Task to carry out
Write out the whole listing word for word.
-*-*-
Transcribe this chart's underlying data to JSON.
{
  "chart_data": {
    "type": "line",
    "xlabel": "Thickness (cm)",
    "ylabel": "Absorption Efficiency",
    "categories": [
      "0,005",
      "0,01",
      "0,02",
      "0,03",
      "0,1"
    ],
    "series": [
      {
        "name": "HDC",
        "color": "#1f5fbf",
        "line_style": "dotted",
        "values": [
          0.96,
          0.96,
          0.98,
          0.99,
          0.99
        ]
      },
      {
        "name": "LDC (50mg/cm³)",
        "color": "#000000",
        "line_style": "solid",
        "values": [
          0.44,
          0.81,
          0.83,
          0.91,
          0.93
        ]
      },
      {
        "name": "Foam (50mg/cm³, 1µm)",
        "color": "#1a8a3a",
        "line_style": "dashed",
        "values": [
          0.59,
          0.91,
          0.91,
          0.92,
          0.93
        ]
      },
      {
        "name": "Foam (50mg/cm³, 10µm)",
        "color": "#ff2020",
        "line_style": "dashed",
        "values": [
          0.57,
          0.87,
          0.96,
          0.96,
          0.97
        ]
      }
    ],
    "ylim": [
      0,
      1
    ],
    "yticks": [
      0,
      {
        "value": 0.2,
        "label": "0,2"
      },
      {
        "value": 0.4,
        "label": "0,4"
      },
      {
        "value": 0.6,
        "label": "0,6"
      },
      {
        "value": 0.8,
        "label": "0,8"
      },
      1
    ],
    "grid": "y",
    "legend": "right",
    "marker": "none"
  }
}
-*-*-
Reply
Transcribe this chart's underlying data to JSON.
{
  "chart_data": {
    "type": "line",
    "xlabel": "Thickness (cm)",
    "ylabel": "Absorption Efficiency",
    "categories": [
      "0,005",
      "0,01",
      "0,02",
      "0,03",
      "0,1"
    ],
    "series": [
      {
        "name": "HDC",
        "color": "#1f5fbf",
        "line_style": "dotted",
        "values": [
          0.96,
          0.96,
          0.98,
          0.99,
          0.99
        ]
      },
      {
        "name": "LDC (50mg/cm³)",
        "color": "#000000",
        "line_style": "solid",
        "values": [
          0.44,
          0.81,
          0.83,
          0.91,
          0.93
        ]
      },
      {
        "name": "Foam (50mg/cm³, 1µm)",
        "color": "#1a8a3a",
        "line_style": "dashed",
        "values": [
          0.59,
          0.91,
          0.91,
          0.92,
          0.93
        ]
      },
      {
        "name": "Foam (50mg/cm³, 10µm)",
        "color": "#ff2020",
        "line_style": "dashed",
        "values": [
          0.57,
          0.87,
          0.96,
          0.96,
          0.97
        ]
      }
    ],
    "ylim": [
      0,
      1
    ],
    "yticks": [
      0,
      {
        "value": 0.2,
        "label": "0,2"
      },
      {
        "value": 0.4,
        "label": "0,4"
      },
      {
        "value": 0.6,
        "label": "0,6"
      },
      {
        "value": 0.8,
        "label": "0,8"
      },
      1
    ],
    "grid": "y",
    "legend": "right",
    "marker": "none"
  }
}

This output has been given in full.